§ **What is being asked**: Search the entries for the word "color" and pull out each line that has it.

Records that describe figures
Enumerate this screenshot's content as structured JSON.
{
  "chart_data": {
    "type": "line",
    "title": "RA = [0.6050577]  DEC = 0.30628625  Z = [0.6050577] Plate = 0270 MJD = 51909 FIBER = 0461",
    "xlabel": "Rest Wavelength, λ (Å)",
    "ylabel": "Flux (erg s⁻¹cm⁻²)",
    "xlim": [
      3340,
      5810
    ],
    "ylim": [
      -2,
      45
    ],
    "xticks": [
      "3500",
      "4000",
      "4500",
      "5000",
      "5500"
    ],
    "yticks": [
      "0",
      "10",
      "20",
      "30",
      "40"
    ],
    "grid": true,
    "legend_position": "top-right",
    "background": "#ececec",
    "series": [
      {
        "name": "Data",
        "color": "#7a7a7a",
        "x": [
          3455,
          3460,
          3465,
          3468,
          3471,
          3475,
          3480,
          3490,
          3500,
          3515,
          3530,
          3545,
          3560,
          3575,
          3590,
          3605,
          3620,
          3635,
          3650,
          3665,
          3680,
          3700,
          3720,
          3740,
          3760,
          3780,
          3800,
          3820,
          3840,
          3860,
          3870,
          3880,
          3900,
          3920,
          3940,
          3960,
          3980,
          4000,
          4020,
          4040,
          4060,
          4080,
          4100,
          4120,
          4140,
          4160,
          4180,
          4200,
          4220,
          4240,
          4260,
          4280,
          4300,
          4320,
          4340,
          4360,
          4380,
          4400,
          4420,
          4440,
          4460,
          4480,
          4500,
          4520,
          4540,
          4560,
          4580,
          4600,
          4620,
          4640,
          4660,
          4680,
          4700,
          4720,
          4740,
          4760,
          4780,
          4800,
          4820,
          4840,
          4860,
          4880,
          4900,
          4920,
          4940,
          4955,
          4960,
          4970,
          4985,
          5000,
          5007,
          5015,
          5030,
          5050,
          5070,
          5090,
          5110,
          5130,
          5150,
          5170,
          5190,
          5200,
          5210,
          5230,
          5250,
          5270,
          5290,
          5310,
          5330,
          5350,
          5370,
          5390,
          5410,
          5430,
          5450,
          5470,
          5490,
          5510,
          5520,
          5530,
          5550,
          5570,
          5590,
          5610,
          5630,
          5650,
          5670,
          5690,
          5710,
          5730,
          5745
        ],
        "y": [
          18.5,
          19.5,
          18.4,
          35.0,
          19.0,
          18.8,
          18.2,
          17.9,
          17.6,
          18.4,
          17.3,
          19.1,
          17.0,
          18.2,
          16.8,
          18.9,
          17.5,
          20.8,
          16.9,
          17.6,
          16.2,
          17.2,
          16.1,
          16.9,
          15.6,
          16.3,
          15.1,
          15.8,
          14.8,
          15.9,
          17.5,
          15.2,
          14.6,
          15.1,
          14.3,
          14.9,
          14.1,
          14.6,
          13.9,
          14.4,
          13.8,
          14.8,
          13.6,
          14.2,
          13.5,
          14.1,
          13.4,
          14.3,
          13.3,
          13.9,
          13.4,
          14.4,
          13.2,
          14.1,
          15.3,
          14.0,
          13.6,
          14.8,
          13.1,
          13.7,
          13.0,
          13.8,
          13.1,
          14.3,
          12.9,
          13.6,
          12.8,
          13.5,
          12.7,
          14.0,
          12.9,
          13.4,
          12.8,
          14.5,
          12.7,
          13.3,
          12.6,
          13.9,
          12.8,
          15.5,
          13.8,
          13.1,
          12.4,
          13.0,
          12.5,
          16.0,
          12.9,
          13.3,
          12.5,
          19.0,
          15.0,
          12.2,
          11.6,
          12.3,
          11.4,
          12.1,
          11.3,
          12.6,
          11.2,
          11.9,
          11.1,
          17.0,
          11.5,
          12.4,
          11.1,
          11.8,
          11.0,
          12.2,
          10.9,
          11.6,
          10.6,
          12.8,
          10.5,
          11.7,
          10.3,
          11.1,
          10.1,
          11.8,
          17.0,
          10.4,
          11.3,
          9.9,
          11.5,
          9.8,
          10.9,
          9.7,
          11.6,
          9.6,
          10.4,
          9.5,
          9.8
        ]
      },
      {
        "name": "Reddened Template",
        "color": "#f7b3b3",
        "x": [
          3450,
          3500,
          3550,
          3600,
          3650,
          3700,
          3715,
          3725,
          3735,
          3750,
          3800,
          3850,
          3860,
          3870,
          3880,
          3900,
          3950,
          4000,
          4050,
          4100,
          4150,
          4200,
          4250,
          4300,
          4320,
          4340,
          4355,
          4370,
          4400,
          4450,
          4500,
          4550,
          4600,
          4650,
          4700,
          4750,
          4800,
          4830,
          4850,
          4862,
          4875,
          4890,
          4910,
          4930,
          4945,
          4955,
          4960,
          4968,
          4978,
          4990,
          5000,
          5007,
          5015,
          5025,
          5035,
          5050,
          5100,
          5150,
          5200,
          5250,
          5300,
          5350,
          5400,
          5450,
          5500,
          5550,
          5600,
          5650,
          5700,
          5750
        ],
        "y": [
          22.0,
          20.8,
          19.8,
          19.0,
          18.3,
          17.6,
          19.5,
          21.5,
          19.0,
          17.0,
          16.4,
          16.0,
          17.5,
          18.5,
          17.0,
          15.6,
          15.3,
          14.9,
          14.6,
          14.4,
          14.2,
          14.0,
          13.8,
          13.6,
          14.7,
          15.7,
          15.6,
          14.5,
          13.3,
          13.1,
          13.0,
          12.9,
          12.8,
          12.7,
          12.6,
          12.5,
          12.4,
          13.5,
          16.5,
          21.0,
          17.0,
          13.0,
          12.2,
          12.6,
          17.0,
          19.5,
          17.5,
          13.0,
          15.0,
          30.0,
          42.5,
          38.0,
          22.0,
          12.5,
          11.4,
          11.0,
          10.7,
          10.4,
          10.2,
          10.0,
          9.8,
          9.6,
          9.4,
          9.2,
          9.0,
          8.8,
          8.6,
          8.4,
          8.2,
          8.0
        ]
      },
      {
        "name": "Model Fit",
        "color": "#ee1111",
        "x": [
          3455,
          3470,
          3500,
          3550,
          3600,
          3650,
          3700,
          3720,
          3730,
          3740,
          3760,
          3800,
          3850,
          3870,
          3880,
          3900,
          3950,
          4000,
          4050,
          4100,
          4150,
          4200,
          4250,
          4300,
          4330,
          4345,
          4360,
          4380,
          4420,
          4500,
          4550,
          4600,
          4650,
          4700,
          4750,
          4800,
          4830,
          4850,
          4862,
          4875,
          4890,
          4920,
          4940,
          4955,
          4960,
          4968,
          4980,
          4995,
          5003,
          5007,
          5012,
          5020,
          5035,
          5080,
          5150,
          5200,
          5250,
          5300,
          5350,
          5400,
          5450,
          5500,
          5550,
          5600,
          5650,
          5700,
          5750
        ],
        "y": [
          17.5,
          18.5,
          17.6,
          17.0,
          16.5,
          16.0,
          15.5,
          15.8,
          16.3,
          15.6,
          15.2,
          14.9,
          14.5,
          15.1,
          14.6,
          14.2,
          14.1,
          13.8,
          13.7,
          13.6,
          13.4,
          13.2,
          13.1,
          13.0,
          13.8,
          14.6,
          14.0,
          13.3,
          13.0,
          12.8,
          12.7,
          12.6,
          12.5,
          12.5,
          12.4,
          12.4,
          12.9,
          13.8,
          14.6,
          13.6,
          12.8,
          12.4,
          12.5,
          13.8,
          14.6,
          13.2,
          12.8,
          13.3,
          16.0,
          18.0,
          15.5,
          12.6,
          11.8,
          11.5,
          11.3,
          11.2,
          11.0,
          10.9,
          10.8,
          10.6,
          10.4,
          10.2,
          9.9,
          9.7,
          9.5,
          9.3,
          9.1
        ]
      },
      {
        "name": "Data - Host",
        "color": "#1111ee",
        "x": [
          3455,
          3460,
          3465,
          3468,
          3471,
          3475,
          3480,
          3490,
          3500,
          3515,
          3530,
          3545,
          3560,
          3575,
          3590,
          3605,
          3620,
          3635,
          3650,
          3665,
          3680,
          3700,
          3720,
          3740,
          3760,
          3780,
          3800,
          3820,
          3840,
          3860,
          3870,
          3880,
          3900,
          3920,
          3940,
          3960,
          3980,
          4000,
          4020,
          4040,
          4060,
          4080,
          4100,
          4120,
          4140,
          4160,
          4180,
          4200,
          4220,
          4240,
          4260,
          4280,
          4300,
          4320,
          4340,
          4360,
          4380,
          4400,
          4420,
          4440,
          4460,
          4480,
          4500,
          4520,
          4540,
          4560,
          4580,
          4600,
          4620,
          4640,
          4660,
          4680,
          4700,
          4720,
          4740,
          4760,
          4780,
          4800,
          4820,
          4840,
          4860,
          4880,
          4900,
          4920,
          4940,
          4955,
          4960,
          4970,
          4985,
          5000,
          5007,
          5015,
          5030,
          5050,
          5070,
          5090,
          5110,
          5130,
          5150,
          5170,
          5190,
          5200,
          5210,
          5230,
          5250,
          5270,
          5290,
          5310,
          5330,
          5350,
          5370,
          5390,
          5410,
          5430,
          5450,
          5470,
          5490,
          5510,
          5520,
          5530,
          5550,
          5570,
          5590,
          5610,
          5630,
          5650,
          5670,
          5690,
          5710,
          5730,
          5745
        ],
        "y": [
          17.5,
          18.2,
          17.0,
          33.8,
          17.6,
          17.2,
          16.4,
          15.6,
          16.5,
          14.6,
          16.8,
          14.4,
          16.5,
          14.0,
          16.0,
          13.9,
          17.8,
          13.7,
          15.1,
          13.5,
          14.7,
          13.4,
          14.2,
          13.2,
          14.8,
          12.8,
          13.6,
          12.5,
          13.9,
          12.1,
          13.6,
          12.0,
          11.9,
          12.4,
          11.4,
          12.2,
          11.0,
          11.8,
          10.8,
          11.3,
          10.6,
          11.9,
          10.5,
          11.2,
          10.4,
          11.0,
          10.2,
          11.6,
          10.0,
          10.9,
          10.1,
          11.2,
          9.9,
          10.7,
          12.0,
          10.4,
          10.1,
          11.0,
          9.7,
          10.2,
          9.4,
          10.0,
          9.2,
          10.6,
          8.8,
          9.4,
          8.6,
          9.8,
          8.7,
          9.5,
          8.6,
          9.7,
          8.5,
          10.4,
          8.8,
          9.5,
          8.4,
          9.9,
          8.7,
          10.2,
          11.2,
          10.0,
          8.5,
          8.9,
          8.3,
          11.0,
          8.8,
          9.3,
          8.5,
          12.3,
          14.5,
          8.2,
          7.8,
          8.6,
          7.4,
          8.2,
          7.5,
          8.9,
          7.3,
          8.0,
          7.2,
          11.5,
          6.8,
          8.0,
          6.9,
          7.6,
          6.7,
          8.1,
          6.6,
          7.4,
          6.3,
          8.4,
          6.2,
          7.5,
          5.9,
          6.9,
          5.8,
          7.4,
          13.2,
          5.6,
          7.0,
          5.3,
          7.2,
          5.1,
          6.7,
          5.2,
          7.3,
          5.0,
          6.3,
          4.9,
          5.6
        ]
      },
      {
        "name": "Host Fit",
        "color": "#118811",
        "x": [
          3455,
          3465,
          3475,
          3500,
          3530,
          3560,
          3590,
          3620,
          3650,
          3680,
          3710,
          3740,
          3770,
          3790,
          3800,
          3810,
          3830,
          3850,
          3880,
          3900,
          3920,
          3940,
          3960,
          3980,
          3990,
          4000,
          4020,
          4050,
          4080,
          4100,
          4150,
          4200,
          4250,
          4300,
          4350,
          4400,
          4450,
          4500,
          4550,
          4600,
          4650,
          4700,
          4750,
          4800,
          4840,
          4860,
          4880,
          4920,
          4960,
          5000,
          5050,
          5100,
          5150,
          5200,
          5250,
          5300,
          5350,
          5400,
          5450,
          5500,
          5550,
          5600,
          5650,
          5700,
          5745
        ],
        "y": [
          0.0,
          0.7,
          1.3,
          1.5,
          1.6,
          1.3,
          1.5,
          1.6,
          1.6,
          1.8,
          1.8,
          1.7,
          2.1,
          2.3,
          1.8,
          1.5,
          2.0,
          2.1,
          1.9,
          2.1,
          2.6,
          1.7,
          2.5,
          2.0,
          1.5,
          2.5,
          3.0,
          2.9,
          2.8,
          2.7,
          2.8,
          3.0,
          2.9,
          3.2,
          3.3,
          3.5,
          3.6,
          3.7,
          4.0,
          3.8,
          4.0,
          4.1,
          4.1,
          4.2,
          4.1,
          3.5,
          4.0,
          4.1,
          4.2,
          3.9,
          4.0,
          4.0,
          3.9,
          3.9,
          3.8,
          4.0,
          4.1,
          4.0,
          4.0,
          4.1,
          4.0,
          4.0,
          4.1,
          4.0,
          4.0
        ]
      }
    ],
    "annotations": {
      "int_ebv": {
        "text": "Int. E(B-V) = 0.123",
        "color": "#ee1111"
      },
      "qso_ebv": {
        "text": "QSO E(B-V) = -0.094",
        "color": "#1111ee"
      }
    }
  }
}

§ **Result for this task**:
        "color": "#7a7a7a",
        "color": "#f7b3b3",
        "color": "#ee1111",
        "color": "#1111ee",
        "color": "#118811",
        "color": "#ee1111"
        "color": "#1111ee"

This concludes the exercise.